In the listing below, quote the lines from the line with "Annotate this image: element" to the line with "user-beanbag-illustration: [1683, 680, 1917, 914]", keeping both of those lines. Leave the pictures out of your answer.

— Begin Record extracts —

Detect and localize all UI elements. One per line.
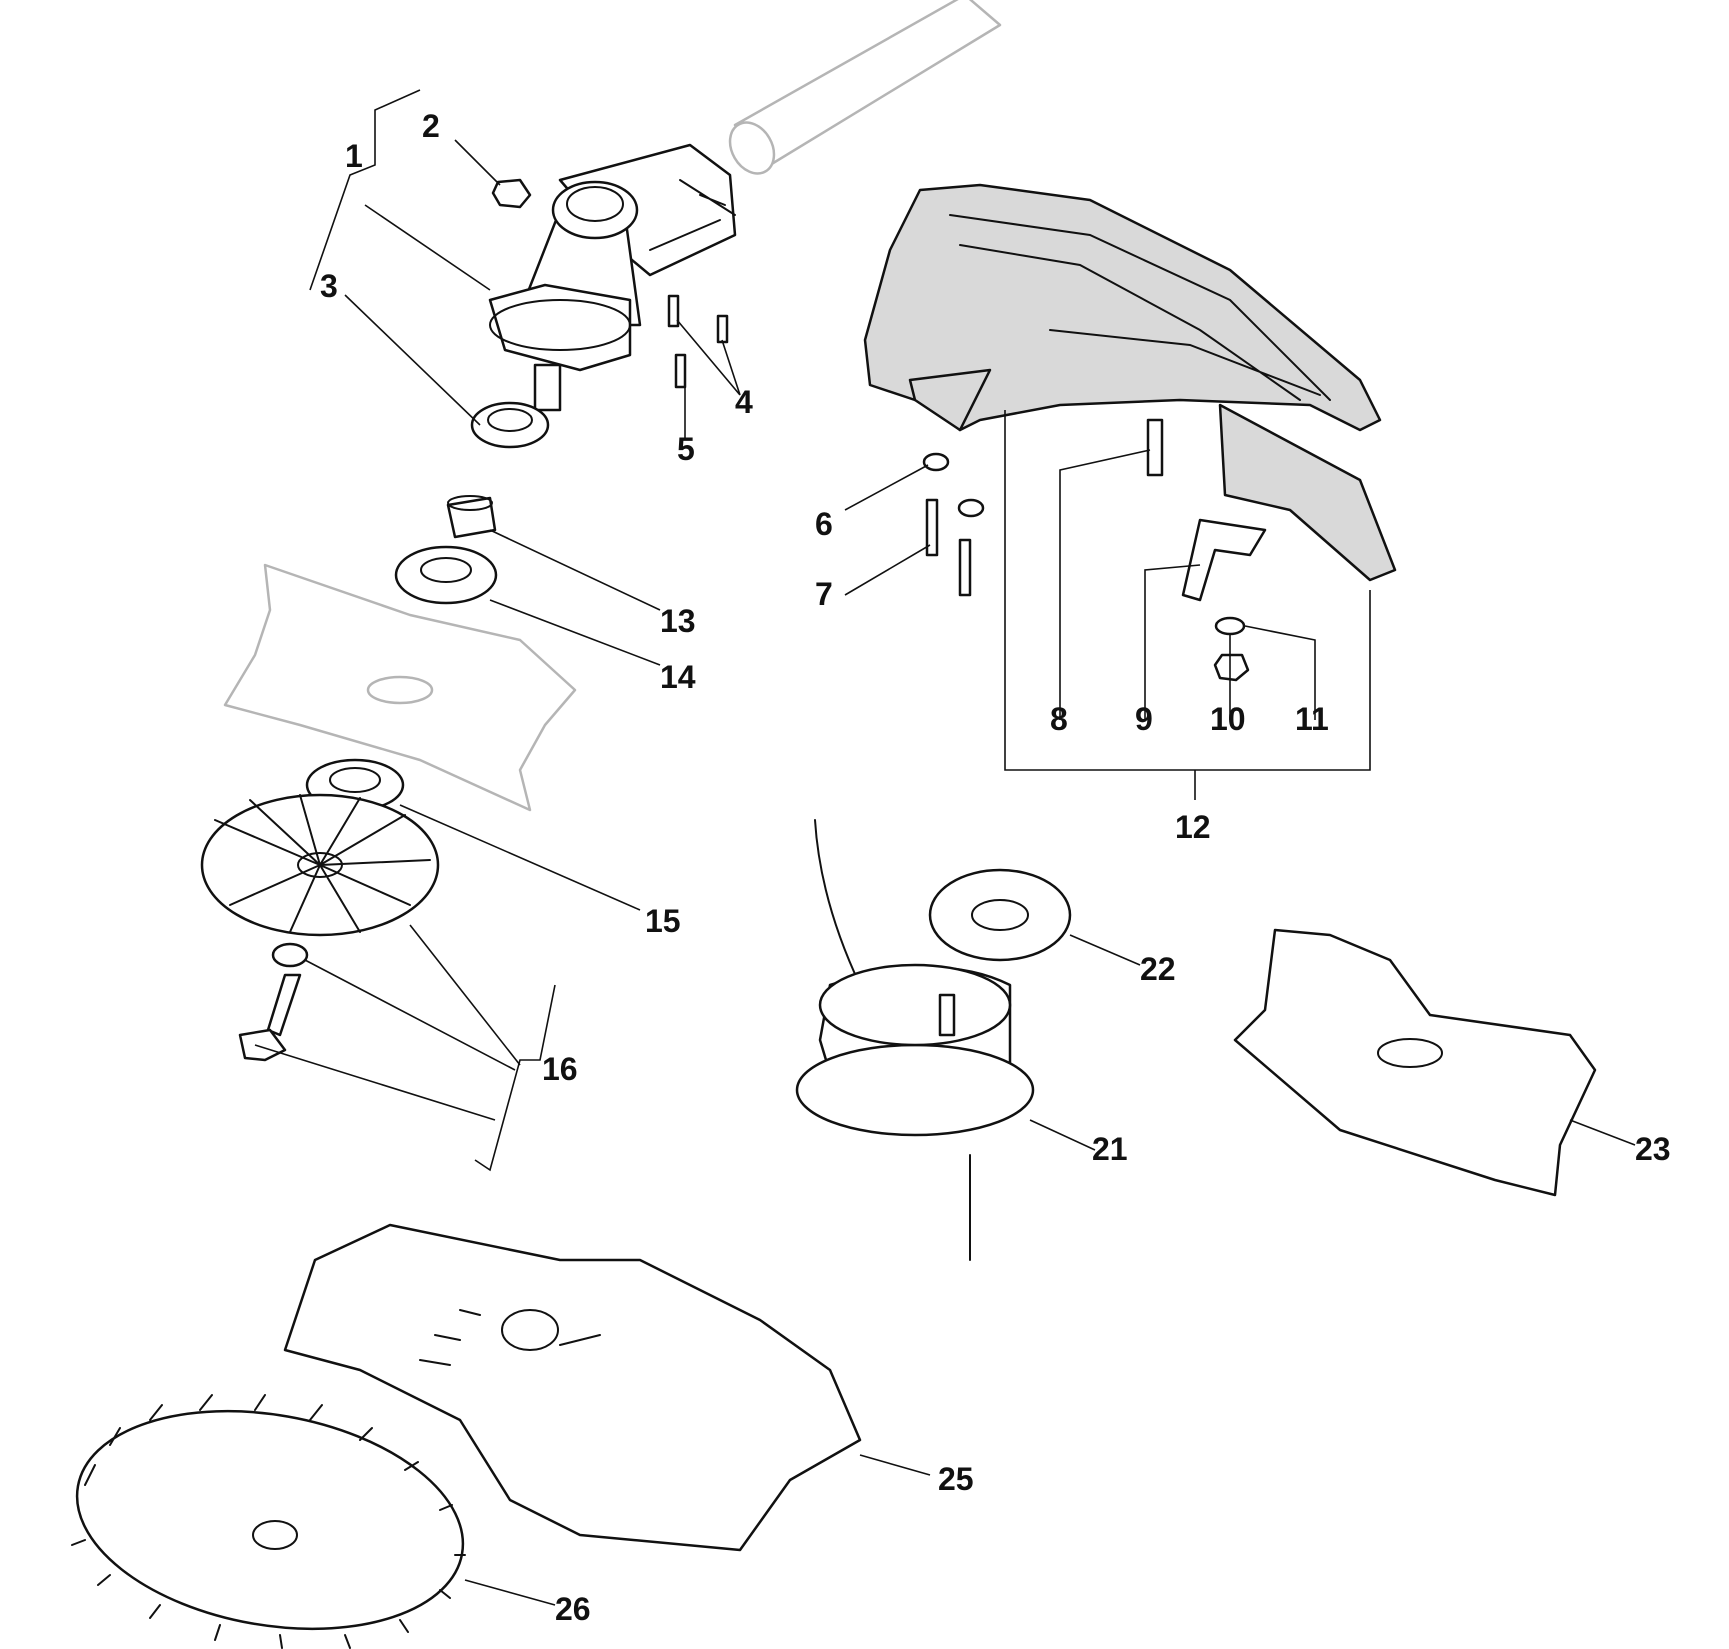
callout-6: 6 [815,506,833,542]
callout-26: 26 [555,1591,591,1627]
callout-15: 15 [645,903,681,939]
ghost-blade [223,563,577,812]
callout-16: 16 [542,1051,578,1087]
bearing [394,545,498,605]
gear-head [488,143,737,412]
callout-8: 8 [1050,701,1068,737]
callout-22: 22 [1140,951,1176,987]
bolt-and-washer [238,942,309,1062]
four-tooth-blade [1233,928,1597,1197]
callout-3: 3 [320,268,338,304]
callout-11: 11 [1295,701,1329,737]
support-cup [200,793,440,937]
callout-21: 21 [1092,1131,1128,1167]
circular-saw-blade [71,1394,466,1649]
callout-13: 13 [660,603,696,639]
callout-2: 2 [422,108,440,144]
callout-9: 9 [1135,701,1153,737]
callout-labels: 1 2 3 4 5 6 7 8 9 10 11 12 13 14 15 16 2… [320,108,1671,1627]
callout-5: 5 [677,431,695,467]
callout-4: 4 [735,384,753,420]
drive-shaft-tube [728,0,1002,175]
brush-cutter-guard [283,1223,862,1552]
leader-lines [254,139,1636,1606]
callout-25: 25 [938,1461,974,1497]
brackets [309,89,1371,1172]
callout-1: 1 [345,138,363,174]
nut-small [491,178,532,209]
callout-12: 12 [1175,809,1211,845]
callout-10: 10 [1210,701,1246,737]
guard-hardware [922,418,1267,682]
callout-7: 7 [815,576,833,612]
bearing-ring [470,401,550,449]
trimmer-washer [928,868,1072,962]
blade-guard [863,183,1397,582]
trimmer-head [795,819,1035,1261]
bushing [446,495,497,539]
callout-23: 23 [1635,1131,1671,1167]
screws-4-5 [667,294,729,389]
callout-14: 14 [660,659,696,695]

— End Record extracts —
— Begin Record extracts —

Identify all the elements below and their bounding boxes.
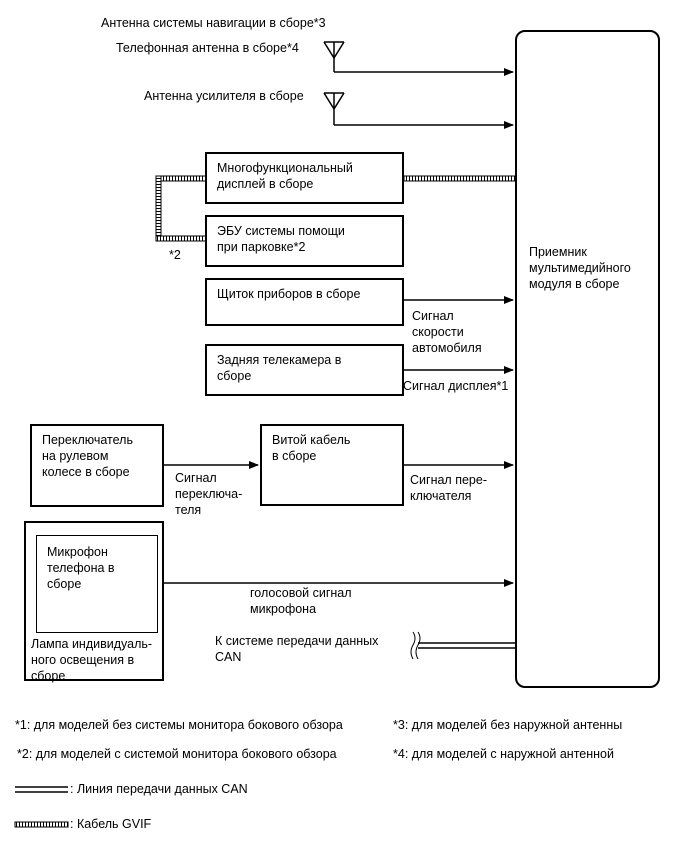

— End Record extracts —
— Begin Record extracts —

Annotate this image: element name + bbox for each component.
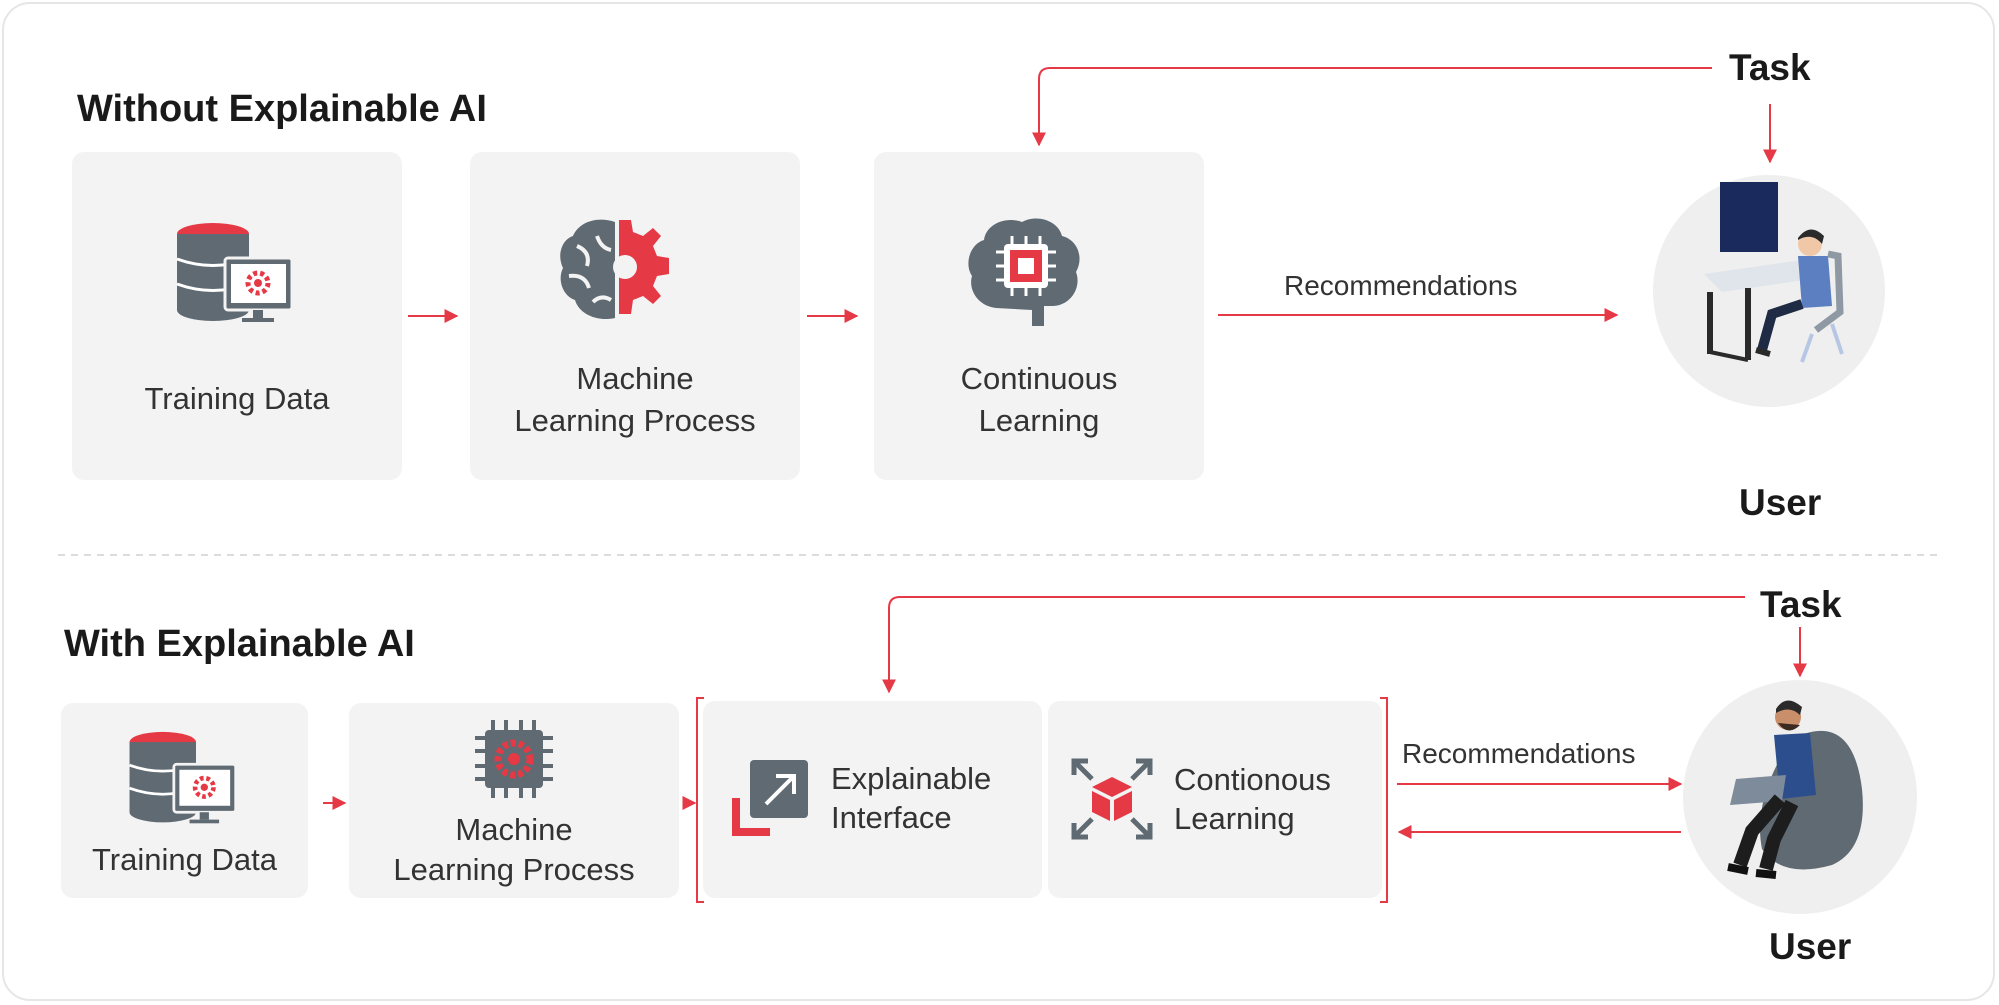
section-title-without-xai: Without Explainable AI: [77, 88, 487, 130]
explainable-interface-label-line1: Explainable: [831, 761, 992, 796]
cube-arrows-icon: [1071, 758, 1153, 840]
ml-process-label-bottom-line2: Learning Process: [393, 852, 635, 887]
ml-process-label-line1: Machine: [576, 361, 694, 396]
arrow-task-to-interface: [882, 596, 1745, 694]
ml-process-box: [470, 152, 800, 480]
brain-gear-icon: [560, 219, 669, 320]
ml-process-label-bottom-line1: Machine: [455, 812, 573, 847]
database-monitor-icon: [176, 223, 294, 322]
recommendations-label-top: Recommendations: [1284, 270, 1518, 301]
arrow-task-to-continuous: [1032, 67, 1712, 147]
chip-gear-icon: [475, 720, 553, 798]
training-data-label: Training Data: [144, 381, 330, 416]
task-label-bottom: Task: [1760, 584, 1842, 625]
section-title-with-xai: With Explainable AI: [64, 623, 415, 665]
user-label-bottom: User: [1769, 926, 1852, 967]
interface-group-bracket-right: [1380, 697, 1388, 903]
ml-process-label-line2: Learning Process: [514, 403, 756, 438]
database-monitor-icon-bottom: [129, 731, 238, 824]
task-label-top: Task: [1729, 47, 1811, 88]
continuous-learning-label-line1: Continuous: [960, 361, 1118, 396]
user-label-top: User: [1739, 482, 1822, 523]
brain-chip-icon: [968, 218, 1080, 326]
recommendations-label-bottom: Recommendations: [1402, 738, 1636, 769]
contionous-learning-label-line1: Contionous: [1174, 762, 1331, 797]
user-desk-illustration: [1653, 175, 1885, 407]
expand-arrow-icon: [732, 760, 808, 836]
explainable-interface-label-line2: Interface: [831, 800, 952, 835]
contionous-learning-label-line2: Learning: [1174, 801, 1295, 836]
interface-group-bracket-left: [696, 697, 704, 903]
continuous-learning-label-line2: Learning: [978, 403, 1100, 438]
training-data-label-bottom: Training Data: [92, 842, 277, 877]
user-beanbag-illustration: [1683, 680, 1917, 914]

— End Record extracts —

Task response |
Annotate this image: element name + bbox for each component.
section-title-without-xai: Without Explainable AI: [77, 88, 487, 130]
explainable-interface-label-line1: Explainable: [831, 761, 992, 796]
cube-arrows-icon: [1071, 758, 1153, 840]
ml-process-label-bottom-line2: Learning Process: [393, 852, 635, 887]
ml-process-label-line1: Machine: [576, 361, 694, 396]
arrow-task-to-interface: [882, 596, 1745, 694]
ml-process-box: [470, 152, 800, 480]
brain-gear-icon: [560, 219, 669, 320]
ml-process-label-bottom-line1: Machine: [455, 812, 573, 847]
database-monitor-icon: [176, 223, 294, 322]
recommendations-label-top: Recommendations: [1284, 270, 1518, 301]
arrow-task-to-continuous: [1032, 67, 1712, 147]
chip-gear-icon: [475, 720, 553, 798]
training-data-label: Training Data: [144, 381, 330, 416]
task-label-bottom: Task: [1760, 584, 1842, 625]
section-title-with-xai: With Explainable AI: [64, 623, 415, 665]
user-label-bottom: User: [1769, 926, 1852, 967]
interface-group-bracket-right: [1380, 697, 1388, 903]
ml-process-label-line2: Learning Process: [514, 403, 756, 438]
database-monitor-icon-bottom: [129, 731, 238, 824]
task-label-top: Task: [1729, 47, 1811, 88]
continuous-learning-label-line1: Continuous: [960, 361, 1118, 396]
user-label-top: User: [1739, 482, 1822, 523]
brain-chip-icon: [968, 218, 1080, 326]
recommendations-label-bottom: Recommendations: [1402, 738, 1636, 769]
contionous-learning-label-line1: Contionous: [1174, 762, 1331, 797]
user-desk-illustration: [1653, 175, 1885, 407]
expand-arrow-icon: [732, 760, 808, 836]
explainable-interface-label-line2: Interface: [831, 800, 952, 835]
contionous-learning-label-line2: Learning: [1174, 801, 1295, 836]
interface-group-bracket-left: [696, 697, 704, 903]
continuous-learning-label-line2: Learning: [978, 403, 1100, 438]
training-data-label-bottom: Training Data: [92, 842, 277, 877]
user-beanbag-illustration: [1683, 680, 1917, 914]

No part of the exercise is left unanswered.